- **Exercise**
Each line of the listing that contains the word "girl" is to be copied.

- **Data records**
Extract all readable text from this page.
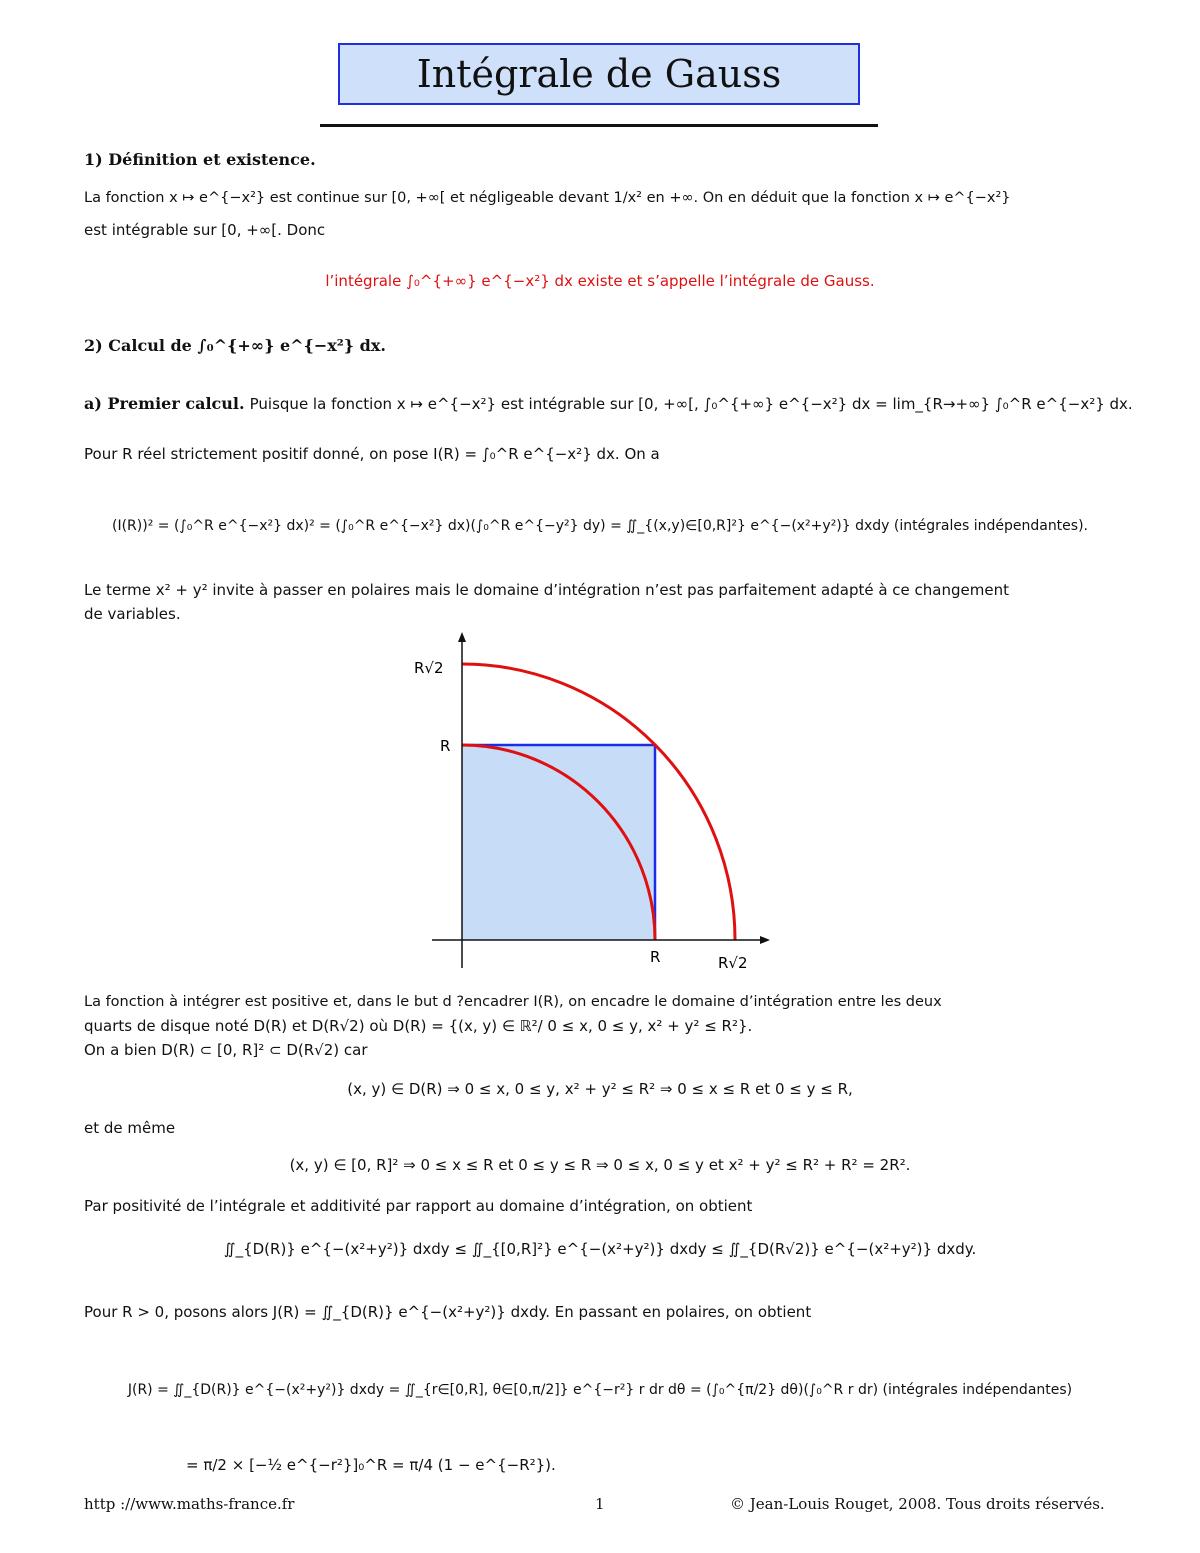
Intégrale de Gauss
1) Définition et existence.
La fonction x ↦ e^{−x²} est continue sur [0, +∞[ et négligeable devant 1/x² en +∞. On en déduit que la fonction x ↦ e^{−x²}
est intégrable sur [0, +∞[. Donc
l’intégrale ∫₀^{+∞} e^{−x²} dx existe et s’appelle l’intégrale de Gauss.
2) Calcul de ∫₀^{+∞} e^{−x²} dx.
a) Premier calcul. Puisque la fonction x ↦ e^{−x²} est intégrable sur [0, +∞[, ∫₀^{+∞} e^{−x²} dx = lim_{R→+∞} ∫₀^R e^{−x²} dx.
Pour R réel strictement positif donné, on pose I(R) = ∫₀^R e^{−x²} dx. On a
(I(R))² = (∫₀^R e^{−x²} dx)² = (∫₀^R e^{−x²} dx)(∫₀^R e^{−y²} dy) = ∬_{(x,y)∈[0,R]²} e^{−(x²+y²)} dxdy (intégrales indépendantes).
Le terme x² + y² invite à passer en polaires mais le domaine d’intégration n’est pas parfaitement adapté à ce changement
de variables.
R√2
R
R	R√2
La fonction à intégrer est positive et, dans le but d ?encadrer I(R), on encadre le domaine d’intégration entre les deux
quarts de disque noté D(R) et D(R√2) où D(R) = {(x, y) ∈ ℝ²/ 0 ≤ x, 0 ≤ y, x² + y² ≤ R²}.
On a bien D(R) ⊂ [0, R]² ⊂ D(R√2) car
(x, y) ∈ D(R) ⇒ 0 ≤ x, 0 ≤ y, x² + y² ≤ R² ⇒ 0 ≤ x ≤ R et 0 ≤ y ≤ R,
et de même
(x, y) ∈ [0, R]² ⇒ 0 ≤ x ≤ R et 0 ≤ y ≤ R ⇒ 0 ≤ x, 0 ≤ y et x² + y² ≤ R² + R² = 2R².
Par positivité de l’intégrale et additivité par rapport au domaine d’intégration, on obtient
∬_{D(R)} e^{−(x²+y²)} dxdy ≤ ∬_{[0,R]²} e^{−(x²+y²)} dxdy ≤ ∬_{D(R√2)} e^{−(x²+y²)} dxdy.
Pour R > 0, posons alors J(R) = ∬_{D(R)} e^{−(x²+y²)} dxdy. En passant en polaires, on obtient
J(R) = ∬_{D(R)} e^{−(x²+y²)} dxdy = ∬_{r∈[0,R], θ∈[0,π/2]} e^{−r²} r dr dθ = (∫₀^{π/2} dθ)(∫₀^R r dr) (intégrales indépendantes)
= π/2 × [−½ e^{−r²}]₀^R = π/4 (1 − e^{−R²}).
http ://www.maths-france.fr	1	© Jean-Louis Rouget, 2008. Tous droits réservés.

...

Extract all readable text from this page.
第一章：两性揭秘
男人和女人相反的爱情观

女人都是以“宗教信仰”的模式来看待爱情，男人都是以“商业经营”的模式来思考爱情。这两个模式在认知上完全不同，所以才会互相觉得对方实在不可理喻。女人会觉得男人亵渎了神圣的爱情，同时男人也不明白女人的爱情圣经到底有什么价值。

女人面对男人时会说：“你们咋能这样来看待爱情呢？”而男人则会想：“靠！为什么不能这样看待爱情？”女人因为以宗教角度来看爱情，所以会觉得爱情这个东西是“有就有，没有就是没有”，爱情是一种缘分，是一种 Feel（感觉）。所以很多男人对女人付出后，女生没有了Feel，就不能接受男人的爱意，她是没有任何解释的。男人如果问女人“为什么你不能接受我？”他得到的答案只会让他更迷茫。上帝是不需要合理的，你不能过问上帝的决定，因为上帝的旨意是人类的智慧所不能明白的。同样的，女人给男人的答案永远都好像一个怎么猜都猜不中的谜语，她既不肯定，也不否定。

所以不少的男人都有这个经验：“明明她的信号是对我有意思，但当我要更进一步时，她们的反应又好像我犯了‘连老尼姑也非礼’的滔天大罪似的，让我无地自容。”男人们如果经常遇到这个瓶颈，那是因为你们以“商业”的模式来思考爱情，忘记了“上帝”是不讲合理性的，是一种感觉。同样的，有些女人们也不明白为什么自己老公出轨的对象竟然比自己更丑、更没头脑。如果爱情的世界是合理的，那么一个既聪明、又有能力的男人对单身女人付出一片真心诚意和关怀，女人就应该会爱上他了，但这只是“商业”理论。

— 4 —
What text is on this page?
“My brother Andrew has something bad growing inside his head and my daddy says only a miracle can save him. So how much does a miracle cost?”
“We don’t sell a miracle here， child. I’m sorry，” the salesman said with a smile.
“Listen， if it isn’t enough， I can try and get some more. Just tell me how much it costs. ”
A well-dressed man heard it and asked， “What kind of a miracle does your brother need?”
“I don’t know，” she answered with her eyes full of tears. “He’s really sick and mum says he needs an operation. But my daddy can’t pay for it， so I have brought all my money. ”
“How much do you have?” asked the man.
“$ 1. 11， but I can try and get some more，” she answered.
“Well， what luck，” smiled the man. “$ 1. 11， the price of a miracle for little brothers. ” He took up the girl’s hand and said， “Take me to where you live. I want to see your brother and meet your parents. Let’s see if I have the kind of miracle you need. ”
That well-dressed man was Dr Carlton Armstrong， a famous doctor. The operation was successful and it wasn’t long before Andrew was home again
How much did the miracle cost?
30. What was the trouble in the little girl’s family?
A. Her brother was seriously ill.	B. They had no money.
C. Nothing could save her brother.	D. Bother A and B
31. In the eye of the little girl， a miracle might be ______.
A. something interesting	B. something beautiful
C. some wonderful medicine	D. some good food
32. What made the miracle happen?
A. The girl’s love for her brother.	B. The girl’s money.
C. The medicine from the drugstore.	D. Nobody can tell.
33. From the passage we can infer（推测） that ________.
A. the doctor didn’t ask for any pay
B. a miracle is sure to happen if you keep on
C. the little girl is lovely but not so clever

- **Output of the task**
“Well， what luck，” smiled the man. “$ 1. 11， the price of a miracle for little brothers. ” He took up the girl’s hand and said， “Take me to where you live. I want to see your brother and meet your parents. Let’s see if I have the kind of miracle you need. ”
30. What was the trouble in the little girl’s family?
31. In the eye of the little girl， a miracle might be ______.
A. The girl’s love for her brother.	B. The girl’s money.
C. the little girl is lovely but not so clever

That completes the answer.